Task brief:
Pull each line holding "Εγγυητική" out of the entries below.

Records for the task:
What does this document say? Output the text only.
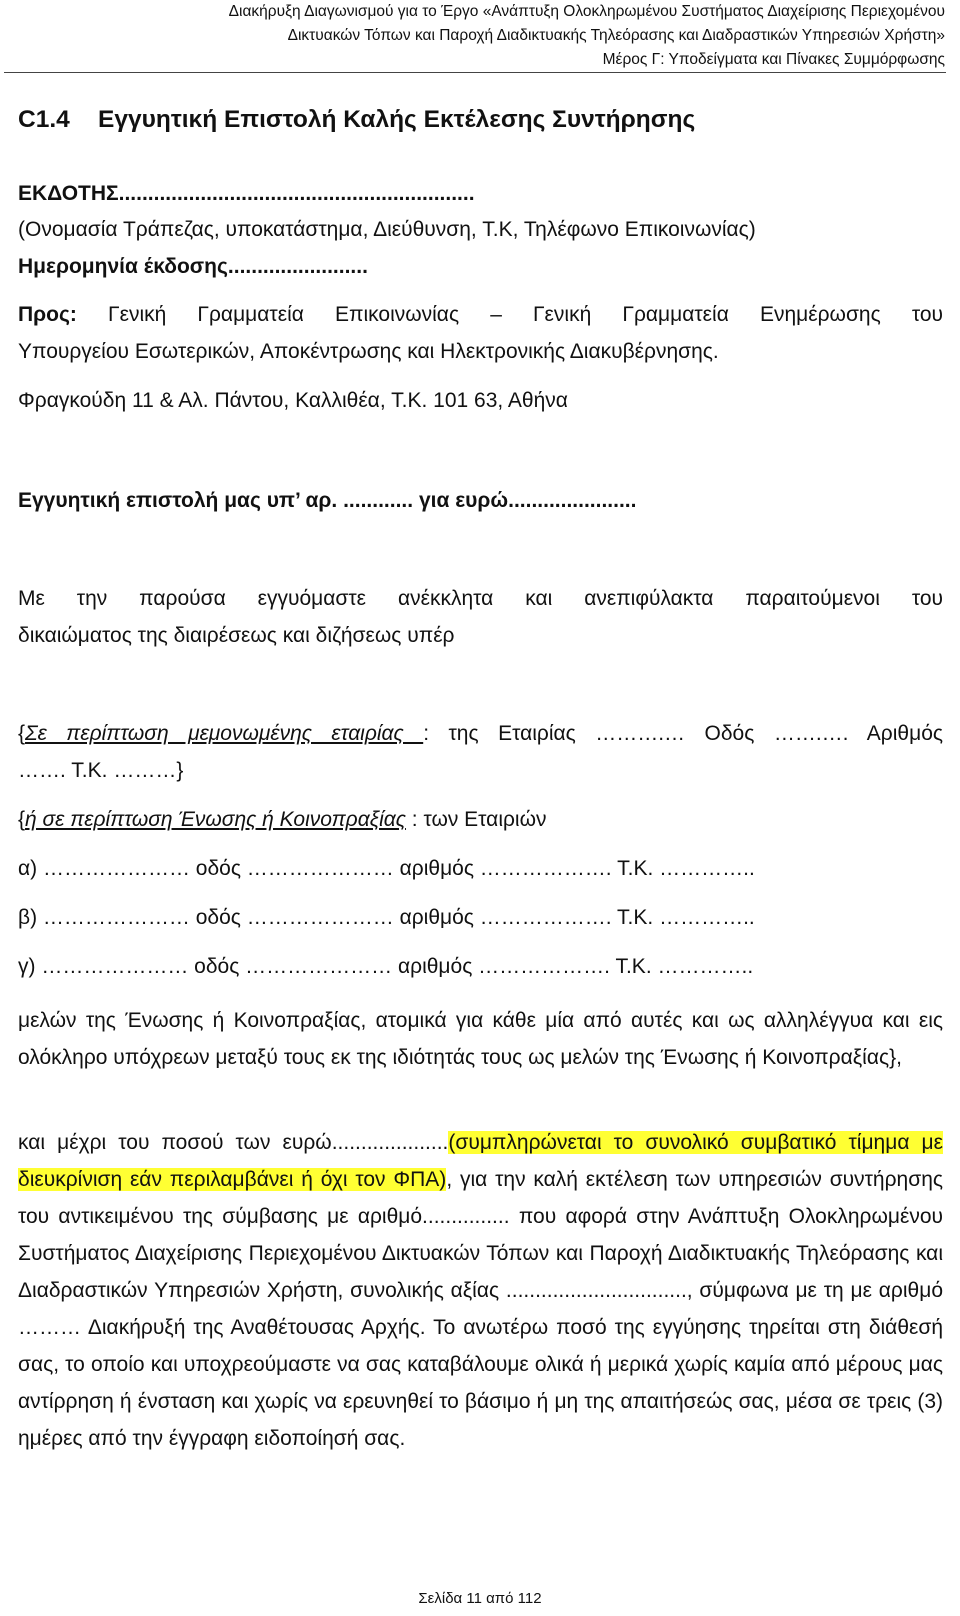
Διακήρυξη Διαγωνισμού για το Έργο «Ανάπτυξη Ολοκληρωμένου Συστήματος Διαχείρισης Περιεχομένου
Δικτυακών Τόπων και Παροχή Διαδικτυακής Τηλεόρασης και Διαδραστικών Υπηρεσιών Χρήστη»
Μέρος Γ: Υποδείγματα και Πίνακες Συμμόρφωσης
C1.4 Εγγυητική Επιστολή Καλής Εκτέλεσης Συντήρησης
ΕΚΔΟΤΗΣ.............................................................
(Ονομασία Τράπεζας, υποκατάστημα, Διεύθυνση, Τ.Κ, Τηλέφωνο Επικοινωνίας)
Ημερομηνία έκδοσης........................
Προς: Γενική Γραμματεία Επικοινωνίας – Γενική Γραμματεία Ενημέρωσης του
Υπουργείου Εσωτερικών, Αποκέντρωσης και Ηλεκτρονικής Διακυβέρνησης.
Φραγκούδη 11 & Αλ. Πάντου, Καλλιθέα, Τ.Κ. 101 63, Αθήνα
Εγγυητική επιστολή μας υπ’ αρ. ............ για ευρώ......................
Με την παρούσα εγγυόμαστε ανέκκλητα και ανεπιφύλακτα παραιτούμενοι του
δικαιώματος της διαιρέσεως και διζήσεως υπέρ
{Σε περίπτωση μεμονωμένης εταιρίας : της Εταιρίας ……….… Οδός …….…. Αριθμός
……. Τ.Κ. ………}
{ή σε περίπτωση Ένωσης ή Κοινοπραξίας : των Εταιριών
α) ………………… οδός ………………… αριθμός ………………. Τ.Κ. …………..
β) ………………… οδός ………………… αριθμός ………………. Τ.Κ. …………..
γ) ………………… οδός ………………… αριθμός ………………. Τ.Κ. …………..
μελών της Ένωσης ή Κοινοπραξίας, ατομικά για κάθε μία από αυτές και ως αλληλέγγυα και εις ολόκληρο υπόχρεων μεταξύ τους εκ της ιδιότητάς τους ως μελών της Ένωσης ή Κοινοπραξίας},
και μέχρι του ποσού των ευρώ....................(συμπληρώνεται το συνολικό συμβατικό τίμημα με διευκρίνιση εάν περιλαμβάνει ή όχι τον ΦΠΑ), για την καλή εκτέλεση των υπηρεσιών συντήρησης του αντικειμένου της σύμβασης με αριθμό............... που αφορά στην Ανάπτυξη Ολοκληρωμένου Συστήματος Διαχείρισης Περιεχομένου Δικτυακών Τόπων και Παροχή Διαδικτυακής Τηλεόρασης και Διαδραστικών Υπηρεσιών Χρήστη, συνολικής αξίας ..............................., σύμφωνα με τη με αριθμό ……… Διακήρυξή της Αναθέτουσας Αρχής. Το ανωτέρω ποσό της εγγύησης τηρείται στη διάθεσή σας, το οποίο και υποχρεούμαστε να σας καταβάλουμε ολικά ή μερικά χωρίς καμία από μέρους μας αντίρρηση ή ένσταση και χωρίς να ερευνηθεί το βάσιμο ή μη της απαιτήσεώς σας, μέσα σε τρεις (3) ημέρες από την έγγραφη ειδοποίησή σας.
Σελίδα 11 από 112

Completed exercise:
C1.4 Εγγυητική Επιστολή Καλής Εκτέλεσης Συντήρησης
Εγγυητική επιστολή μας υπ’ αρ. ............ για ευρώ......................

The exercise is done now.